** TASK **
Find the string "แรงท" and gather every line that holds it.

··· EXTRACTED DATA

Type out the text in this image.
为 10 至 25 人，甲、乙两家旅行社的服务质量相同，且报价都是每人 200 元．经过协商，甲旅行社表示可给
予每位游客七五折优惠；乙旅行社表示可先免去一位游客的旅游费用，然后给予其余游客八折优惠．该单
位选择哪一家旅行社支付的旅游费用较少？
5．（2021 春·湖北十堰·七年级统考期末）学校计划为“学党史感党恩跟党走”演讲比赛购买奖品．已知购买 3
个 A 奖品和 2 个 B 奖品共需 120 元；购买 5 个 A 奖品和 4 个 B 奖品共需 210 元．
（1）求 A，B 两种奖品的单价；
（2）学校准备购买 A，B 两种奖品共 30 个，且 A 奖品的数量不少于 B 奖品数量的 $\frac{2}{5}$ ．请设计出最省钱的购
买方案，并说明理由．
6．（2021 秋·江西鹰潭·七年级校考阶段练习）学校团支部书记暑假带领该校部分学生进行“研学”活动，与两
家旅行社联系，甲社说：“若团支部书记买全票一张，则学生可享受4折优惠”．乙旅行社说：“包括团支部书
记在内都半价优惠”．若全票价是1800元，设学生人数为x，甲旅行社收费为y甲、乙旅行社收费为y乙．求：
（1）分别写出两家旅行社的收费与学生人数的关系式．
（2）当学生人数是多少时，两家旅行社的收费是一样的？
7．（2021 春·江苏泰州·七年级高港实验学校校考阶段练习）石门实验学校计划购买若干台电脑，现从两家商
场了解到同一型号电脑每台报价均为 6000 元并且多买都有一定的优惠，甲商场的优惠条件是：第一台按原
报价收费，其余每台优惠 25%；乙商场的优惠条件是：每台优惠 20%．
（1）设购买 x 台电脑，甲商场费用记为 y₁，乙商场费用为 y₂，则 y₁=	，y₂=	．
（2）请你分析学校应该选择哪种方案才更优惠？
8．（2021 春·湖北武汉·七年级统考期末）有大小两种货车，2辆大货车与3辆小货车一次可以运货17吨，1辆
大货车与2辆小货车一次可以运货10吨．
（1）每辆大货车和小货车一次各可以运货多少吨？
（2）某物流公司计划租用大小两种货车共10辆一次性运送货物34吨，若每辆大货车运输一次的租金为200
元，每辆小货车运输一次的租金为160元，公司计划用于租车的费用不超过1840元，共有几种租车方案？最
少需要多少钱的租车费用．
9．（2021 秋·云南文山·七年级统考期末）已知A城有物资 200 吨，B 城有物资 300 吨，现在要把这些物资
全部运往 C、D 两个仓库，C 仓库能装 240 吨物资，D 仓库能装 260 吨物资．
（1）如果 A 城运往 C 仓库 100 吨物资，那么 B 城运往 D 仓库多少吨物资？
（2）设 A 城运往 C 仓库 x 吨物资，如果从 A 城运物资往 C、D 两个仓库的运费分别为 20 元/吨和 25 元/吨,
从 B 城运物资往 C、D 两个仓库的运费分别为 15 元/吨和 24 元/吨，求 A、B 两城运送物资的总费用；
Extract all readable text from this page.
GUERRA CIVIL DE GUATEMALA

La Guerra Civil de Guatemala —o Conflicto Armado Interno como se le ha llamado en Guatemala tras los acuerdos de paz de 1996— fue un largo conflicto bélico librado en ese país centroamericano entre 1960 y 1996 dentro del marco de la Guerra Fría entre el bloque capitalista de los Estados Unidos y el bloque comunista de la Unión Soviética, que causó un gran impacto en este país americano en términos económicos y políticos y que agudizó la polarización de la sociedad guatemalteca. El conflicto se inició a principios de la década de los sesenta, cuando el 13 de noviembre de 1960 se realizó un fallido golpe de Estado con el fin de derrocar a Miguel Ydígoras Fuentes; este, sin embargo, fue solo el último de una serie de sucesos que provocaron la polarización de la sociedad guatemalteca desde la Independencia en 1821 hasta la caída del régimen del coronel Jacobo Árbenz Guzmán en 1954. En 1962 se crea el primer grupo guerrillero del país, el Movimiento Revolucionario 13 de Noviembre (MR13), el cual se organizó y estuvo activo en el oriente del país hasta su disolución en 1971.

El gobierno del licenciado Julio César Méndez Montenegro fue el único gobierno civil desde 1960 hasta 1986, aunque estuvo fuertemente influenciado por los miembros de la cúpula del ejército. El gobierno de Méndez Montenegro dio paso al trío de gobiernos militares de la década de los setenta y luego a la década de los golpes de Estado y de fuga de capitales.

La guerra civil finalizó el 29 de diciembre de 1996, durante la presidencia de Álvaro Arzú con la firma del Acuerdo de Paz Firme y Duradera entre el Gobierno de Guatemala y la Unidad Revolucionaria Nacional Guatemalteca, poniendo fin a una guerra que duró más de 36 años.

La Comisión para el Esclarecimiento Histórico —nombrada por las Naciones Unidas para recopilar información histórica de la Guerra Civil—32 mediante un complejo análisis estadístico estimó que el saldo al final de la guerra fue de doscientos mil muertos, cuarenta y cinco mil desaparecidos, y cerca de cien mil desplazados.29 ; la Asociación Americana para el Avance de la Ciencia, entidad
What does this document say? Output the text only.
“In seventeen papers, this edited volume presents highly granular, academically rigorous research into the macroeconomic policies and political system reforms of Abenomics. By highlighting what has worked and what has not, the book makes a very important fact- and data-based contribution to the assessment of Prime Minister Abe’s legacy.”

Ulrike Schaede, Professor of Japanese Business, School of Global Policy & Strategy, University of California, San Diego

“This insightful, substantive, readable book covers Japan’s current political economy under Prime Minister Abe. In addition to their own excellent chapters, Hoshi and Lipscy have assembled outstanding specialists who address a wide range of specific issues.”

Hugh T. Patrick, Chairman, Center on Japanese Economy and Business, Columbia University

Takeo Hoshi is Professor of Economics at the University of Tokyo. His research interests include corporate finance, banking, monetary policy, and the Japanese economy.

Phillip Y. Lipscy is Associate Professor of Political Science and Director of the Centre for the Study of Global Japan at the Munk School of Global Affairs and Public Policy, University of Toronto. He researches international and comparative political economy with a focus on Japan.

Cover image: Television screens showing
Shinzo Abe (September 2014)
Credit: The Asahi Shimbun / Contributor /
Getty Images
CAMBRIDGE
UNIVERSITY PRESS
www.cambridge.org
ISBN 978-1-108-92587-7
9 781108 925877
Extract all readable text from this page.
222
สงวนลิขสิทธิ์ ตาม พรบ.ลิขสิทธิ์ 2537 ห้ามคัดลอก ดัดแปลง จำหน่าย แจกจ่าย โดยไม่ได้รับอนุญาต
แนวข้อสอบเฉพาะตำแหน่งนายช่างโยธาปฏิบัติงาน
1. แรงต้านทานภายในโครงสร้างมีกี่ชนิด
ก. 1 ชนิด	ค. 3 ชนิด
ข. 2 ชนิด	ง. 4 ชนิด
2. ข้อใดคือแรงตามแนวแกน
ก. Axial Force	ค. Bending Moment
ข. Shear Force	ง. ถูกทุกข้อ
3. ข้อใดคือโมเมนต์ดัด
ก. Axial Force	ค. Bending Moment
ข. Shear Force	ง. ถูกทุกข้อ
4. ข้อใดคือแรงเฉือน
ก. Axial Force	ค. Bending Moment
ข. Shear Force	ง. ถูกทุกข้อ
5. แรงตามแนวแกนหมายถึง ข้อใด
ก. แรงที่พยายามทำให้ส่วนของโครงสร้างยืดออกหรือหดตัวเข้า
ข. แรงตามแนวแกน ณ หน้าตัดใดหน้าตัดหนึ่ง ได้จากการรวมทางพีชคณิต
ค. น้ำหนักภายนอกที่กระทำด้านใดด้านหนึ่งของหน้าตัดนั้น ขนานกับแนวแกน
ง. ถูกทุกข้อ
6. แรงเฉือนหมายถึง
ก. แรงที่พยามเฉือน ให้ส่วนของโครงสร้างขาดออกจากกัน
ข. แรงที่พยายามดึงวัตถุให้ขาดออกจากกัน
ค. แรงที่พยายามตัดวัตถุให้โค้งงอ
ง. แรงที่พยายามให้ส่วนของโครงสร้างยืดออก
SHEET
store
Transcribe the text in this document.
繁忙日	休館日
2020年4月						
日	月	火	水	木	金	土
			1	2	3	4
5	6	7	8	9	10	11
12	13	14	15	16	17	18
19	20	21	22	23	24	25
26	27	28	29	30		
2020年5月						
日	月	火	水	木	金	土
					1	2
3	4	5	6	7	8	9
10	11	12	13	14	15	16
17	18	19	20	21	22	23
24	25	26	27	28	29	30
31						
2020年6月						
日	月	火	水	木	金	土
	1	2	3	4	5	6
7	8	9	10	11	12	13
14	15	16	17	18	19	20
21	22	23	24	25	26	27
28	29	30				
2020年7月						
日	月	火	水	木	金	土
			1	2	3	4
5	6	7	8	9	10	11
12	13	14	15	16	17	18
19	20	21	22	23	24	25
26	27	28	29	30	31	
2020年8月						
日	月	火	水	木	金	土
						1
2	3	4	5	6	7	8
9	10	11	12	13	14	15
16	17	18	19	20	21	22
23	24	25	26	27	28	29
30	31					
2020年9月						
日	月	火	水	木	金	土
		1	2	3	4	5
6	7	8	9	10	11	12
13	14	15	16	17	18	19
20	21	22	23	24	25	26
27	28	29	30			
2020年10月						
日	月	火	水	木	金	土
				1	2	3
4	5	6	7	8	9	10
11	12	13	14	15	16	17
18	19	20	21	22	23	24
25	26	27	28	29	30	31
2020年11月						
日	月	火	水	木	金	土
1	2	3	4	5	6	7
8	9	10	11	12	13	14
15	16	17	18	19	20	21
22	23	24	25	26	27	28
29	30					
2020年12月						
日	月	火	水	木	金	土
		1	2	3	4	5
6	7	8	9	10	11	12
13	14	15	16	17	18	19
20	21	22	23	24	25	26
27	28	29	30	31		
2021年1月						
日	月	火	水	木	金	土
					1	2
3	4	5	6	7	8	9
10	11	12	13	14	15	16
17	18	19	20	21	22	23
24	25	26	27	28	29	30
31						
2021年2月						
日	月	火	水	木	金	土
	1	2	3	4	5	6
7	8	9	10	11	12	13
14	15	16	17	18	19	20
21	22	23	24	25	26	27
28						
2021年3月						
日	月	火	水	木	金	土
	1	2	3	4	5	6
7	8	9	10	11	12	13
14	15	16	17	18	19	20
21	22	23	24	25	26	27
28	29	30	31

······

** EXERCISE ANSWER **
ก. แรงที่พยายามทำให้ส่วนของโครงสร้างยืดออกหรือหดตัวเข้า
ก. แรงที่พยามเฉือน ให้ส่วนของโครงสร้างขาดออกจากกัน
ข. แรงที่พยายามดึงวัตถุให้ขาดออกจากกัน
ค. แรงที่พยายามตัดวัตถุให้โค้งงอ
ง. แรงที่พยายามให้ส่วนของโครงสร้างยืดออก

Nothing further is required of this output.